### Prompt
Select every line holding the word "text" and copy it.

Collected data:
↓↓↓

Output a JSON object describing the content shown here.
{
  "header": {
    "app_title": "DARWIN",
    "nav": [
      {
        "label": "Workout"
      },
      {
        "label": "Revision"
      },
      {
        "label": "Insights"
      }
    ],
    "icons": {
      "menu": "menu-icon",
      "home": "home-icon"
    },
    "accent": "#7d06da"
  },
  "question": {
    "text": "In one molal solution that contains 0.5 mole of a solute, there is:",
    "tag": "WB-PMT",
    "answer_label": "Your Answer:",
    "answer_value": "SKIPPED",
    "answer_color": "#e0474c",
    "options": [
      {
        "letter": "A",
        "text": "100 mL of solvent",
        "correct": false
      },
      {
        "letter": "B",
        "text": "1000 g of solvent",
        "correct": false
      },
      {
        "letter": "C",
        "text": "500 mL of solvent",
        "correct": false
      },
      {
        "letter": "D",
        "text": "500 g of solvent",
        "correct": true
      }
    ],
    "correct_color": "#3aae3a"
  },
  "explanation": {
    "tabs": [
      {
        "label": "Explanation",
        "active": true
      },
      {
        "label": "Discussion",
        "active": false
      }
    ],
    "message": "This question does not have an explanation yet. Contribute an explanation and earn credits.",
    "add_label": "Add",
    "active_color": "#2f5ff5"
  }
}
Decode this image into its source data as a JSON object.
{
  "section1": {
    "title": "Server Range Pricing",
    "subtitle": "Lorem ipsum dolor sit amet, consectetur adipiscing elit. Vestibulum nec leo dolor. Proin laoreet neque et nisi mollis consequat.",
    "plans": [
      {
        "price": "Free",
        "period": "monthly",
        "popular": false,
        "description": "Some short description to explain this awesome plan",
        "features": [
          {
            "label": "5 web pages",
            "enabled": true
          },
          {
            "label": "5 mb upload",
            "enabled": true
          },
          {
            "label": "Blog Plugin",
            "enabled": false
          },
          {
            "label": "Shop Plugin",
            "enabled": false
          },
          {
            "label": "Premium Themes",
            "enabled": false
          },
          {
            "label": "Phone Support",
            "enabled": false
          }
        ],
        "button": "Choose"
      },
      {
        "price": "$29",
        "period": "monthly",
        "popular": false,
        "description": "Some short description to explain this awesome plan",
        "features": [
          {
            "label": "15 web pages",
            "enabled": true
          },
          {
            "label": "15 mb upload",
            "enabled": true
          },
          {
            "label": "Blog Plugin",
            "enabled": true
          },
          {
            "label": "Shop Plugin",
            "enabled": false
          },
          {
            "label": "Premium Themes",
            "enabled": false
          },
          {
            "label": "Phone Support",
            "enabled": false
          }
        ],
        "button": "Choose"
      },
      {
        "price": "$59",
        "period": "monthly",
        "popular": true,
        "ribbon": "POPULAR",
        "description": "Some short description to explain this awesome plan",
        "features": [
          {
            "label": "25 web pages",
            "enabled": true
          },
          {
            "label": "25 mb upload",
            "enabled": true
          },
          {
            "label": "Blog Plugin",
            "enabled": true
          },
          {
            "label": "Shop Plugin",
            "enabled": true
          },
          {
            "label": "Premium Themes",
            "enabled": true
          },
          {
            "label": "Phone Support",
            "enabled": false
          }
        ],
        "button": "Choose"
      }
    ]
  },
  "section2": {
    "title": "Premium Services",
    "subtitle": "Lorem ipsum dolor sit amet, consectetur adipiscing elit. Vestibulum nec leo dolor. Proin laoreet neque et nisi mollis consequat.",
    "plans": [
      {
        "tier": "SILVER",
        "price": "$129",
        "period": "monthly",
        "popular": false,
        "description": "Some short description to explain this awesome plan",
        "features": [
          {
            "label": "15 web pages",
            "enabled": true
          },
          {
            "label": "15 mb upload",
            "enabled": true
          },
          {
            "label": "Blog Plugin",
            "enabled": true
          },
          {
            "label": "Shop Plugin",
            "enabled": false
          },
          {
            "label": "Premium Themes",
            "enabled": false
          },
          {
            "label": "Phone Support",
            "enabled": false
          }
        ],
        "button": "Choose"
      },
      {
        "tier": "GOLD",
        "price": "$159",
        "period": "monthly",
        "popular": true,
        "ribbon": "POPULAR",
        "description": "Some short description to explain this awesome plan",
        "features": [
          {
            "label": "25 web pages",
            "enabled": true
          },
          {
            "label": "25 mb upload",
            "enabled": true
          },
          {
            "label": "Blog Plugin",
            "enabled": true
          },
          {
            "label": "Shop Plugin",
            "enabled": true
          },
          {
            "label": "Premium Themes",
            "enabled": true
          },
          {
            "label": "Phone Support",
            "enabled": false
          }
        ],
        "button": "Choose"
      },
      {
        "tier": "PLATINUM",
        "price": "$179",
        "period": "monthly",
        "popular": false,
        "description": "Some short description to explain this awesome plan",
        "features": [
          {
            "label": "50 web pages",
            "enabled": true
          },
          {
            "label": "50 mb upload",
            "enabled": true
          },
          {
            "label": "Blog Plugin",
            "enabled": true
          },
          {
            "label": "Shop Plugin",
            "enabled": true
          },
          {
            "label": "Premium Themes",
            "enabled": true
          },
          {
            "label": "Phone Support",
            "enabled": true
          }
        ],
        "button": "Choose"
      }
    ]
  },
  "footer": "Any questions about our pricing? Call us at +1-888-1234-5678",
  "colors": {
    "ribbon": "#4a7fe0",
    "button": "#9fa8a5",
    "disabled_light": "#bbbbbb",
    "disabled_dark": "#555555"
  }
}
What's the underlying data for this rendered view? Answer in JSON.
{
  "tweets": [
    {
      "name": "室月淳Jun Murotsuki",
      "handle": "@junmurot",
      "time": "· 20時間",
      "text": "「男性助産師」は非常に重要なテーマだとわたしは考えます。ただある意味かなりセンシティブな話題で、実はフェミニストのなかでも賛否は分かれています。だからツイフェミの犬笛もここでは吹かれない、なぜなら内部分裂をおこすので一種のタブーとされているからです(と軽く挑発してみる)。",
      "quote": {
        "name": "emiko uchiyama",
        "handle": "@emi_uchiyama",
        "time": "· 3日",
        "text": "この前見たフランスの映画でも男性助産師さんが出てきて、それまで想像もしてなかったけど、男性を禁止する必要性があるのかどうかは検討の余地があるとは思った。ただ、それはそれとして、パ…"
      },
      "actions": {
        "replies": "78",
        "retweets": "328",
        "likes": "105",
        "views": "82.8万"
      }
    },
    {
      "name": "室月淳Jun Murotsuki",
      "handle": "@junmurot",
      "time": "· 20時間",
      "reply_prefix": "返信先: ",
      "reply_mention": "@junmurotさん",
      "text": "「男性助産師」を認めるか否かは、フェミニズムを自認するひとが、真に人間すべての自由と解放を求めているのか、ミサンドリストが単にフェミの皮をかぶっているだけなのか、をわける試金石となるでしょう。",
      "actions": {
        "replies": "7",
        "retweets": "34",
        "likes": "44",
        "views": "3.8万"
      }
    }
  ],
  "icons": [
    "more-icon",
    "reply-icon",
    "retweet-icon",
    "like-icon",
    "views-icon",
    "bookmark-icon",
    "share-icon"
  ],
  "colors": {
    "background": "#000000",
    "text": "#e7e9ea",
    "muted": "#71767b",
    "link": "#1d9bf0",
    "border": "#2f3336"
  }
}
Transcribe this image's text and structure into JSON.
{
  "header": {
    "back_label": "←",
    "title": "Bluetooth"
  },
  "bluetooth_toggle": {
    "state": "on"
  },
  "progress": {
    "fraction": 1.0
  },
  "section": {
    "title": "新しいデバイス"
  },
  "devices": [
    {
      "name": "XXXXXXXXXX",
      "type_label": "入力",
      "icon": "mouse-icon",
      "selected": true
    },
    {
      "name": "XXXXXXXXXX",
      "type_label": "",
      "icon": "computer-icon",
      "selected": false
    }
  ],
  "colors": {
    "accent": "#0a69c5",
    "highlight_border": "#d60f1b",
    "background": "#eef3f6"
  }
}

↑↑↑

### Written response
    "text": "In one molal solution that contains 0.5 mole of a solute, there is:",
        "text": "100 mL of solvent",
        "text": "1000 g of solvent",
        "text": "500 mL of solvent",
        "text": "500 g of solvent",
      "text": "「男性助産師」は非常に重要なテーマだとわたしは考えます。ただある意味かなりセンシティブな話題で、実はフェミニストのなかでも賛否は分かれています。だからツイフェミの犬笛もここでは吹かれない、なぜなら内部分裂をおこすので一種のタブーとされているからです(と軽く挑発してみる)。",
        "text": "この前見たフランスの映画でも男性助産師さんが出てきて、それまで想像もしてなかったけど、男性を禁止する必要性があるのかどうかは検討の余地があるとは思った。ただ、それはそれとして、パ…"
      "text": "「男性助産師」を認めるか否かは、フェミニズムを自認するひとが、真に人間すべての自由と解放を求めているのか、ミサンドリストが単にフェミの皮をかぶっているだけなのか、をわける試金石となるでしょう。",
    "text": "#e7e9ea",
Transcribe this image's text and structure into JSON.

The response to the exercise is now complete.